** Data to process **
>> BEGIN

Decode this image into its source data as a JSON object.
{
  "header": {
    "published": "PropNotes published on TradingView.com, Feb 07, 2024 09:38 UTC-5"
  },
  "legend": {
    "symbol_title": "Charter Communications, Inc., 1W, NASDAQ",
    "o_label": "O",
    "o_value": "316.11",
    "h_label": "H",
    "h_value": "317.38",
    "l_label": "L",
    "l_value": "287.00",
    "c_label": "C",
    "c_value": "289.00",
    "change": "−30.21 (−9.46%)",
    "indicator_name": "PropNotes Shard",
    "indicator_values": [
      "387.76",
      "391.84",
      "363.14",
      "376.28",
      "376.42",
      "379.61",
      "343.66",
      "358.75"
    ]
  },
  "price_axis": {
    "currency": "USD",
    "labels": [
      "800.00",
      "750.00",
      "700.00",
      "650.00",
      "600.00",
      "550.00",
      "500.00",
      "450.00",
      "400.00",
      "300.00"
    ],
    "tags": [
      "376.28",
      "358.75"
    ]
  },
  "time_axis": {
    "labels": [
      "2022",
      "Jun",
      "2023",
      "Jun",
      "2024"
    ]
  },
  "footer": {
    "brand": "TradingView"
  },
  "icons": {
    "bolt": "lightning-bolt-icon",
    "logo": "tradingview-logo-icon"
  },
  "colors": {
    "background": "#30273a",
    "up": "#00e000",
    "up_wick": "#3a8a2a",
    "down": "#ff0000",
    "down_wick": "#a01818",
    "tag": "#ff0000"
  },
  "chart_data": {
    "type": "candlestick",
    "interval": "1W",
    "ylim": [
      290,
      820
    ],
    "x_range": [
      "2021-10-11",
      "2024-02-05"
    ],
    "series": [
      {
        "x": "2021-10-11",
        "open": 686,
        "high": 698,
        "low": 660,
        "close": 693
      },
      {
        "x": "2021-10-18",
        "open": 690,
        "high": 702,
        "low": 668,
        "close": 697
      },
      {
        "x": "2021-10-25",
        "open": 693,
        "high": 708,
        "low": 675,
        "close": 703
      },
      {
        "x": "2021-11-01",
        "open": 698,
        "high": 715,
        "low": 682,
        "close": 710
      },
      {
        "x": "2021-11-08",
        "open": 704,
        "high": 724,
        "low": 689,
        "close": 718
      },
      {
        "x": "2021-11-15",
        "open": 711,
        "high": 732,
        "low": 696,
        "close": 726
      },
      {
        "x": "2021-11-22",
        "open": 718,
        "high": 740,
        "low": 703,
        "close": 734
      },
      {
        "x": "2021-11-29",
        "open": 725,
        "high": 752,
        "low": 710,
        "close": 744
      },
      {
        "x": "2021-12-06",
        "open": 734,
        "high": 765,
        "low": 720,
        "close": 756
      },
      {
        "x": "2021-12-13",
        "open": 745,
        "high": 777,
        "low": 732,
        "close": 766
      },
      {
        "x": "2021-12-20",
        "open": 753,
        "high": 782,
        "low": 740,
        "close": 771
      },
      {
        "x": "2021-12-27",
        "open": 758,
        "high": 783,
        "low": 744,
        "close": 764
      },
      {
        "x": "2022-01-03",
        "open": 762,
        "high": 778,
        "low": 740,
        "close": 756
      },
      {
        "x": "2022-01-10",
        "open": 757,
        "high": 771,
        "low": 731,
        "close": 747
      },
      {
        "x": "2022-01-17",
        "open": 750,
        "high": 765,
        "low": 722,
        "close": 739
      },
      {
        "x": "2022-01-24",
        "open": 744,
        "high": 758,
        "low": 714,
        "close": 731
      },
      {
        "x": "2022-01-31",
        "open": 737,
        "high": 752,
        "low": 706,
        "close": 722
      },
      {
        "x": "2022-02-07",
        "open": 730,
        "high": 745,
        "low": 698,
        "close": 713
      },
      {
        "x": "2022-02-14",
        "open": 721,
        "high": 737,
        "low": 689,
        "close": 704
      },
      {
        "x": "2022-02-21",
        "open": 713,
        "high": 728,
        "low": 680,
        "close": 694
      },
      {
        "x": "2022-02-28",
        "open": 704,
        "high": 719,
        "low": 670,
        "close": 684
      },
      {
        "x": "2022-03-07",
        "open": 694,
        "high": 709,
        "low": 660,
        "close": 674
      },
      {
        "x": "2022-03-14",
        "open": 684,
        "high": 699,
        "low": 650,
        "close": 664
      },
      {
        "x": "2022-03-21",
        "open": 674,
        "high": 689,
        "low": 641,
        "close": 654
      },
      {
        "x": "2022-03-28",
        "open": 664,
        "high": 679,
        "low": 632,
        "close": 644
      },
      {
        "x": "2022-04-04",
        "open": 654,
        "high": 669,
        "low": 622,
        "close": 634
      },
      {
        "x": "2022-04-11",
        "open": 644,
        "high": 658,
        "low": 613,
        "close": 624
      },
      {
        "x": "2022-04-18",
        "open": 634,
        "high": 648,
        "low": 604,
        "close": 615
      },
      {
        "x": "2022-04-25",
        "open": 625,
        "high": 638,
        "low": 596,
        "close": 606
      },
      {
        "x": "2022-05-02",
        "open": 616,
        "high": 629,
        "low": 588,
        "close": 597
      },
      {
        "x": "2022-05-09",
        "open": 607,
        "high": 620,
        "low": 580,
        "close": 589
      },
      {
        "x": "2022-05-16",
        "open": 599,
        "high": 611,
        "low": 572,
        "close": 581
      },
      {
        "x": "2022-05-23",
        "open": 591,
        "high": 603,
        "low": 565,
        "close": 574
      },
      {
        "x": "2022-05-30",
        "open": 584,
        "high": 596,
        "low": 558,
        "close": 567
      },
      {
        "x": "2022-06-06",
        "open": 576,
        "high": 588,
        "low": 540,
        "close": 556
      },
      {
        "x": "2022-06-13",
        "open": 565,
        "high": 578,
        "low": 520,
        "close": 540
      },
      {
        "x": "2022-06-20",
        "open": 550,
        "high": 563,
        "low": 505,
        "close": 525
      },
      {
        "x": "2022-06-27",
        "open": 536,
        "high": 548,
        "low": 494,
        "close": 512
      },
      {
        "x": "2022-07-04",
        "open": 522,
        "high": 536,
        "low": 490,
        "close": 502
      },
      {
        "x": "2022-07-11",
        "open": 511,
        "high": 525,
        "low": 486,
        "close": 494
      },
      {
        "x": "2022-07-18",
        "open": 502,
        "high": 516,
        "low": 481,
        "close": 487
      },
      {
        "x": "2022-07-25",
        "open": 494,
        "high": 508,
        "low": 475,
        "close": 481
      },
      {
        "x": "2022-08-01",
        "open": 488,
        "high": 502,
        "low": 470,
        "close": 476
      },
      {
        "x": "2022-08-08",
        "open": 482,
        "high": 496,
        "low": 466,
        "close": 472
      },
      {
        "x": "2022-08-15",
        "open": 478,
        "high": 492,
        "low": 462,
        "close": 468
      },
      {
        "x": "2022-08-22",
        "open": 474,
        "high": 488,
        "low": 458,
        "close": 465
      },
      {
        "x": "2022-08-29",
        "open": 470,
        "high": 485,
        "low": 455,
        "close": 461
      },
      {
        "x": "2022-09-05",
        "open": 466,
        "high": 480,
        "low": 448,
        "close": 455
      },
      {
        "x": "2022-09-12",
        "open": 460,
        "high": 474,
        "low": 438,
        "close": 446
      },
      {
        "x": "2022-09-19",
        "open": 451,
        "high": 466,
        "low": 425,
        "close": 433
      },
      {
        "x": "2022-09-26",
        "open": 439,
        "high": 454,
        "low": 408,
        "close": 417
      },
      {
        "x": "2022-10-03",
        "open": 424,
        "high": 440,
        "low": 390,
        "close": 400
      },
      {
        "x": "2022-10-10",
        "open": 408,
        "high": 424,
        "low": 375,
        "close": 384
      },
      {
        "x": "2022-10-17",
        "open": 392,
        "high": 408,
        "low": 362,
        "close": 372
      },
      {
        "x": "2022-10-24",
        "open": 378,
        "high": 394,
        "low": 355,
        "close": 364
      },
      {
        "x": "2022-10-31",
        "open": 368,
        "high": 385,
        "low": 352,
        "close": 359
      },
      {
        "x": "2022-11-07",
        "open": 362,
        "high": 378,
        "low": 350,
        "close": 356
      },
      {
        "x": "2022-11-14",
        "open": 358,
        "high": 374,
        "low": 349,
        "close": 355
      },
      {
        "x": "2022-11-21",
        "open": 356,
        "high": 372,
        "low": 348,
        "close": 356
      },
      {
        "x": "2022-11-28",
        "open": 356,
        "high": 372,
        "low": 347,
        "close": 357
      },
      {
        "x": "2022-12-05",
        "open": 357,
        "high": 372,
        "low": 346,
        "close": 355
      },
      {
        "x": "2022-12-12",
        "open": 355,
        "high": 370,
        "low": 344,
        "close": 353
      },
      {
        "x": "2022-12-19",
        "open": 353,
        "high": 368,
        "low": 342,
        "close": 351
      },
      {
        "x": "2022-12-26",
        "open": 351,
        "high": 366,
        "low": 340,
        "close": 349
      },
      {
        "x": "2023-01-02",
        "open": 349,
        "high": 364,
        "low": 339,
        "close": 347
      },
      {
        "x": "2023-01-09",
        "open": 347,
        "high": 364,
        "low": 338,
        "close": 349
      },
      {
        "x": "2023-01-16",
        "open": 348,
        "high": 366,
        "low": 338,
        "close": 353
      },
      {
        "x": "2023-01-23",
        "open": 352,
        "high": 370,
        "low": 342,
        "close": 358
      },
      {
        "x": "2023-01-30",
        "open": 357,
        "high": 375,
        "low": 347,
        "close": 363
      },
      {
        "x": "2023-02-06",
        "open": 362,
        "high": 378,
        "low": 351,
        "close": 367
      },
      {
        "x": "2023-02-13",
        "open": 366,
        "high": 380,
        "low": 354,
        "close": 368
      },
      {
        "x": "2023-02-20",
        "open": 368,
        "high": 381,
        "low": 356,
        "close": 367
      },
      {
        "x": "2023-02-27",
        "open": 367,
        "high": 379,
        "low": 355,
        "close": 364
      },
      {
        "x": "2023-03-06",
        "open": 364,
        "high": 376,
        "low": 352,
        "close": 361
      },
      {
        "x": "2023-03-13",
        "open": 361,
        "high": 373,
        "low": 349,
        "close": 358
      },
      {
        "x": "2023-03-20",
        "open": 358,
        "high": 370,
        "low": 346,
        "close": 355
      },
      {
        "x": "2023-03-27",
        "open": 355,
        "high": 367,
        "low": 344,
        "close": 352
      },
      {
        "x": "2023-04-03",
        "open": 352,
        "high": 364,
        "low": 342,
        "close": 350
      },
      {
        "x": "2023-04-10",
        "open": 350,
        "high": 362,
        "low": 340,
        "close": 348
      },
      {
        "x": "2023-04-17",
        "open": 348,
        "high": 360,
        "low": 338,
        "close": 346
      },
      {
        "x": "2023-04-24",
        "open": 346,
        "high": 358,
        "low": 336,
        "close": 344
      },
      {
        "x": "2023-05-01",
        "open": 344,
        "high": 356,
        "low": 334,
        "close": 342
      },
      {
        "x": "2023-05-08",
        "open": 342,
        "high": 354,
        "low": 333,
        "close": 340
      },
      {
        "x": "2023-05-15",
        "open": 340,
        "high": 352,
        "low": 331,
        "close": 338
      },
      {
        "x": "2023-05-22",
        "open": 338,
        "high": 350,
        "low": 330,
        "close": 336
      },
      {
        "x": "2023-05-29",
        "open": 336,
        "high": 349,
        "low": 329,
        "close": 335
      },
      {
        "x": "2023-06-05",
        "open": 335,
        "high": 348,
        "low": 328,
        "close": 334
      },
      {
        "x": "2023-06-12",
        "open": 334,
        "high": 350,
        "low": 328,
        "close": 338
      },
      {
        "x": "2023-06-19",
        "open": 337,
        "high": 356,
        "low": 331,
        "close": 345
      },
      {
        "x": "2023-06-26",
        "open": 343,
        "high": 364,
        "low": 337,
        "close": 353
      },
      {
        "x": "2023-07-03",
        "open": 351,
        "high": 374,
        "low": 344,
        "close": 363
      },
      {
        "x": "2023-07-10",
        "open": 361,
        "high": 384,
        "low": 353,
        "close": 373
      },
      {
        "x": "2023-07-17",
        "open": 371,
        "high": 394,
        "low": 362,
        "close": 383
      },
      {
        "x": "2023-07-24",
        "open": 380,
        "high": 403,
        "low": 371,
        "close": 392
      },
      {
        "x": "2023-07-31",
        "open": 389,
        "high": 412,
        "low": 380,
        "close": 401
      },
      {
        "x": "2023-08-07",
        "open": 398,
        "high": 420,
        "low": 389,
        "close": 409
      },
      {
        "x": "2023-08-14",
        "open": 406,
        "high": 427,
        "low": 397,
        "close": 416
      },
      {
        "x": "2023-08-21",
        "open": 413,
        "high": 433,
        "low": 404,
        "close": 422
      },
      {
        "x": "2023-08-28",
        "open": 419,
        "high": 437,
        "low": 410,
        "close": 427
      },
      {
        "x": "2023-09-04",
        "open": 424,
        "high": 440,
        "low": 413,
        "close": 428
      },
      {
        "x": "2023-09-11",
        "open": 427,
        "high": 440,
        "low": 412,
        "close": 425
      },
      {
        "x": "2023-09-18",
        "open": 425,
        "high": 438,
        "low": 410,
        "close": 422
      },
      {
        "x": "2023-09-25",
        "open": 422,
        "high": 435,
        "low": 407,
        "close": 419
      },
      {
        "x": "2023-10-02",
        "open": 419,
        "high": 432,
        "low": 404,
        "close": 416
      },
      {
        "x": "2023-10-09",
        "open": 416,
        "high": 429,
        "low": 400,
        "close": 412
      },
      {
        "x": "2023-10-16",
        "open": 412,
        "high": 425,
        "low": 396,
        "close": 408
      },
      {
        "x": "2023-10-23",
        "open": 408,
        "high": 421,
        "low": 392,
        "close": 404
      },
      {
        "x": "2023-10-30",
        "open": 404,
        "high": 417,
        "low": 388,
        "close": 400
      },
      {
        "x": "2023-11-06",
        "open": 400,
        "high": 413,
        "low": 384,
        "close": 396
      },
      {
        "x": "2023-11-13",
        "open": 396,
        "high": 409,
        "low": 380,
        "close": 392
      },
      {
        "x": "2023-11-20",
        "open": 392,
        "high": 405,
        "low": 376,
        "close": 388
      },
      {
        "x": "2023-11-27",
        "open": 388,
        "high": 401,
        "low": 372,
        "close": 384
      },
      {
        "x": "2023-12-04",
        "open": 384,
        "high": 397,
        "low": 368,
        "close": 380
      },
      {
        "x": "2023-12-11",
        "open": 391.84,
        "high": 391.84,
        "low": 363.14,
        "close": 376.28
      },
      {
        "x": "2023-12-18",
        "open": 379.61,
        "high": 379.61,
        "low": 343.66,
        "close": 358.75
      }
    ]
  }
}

>> END

** Given exercise **
Copy all the lines above that hold the string "PropNotes".

** Solution to this exercise **
    "published": "PropNotes published on TradingView.com, Feb 07, 2024 09:38 UTC-5"
    "indicator_name": "PropNotes Shard",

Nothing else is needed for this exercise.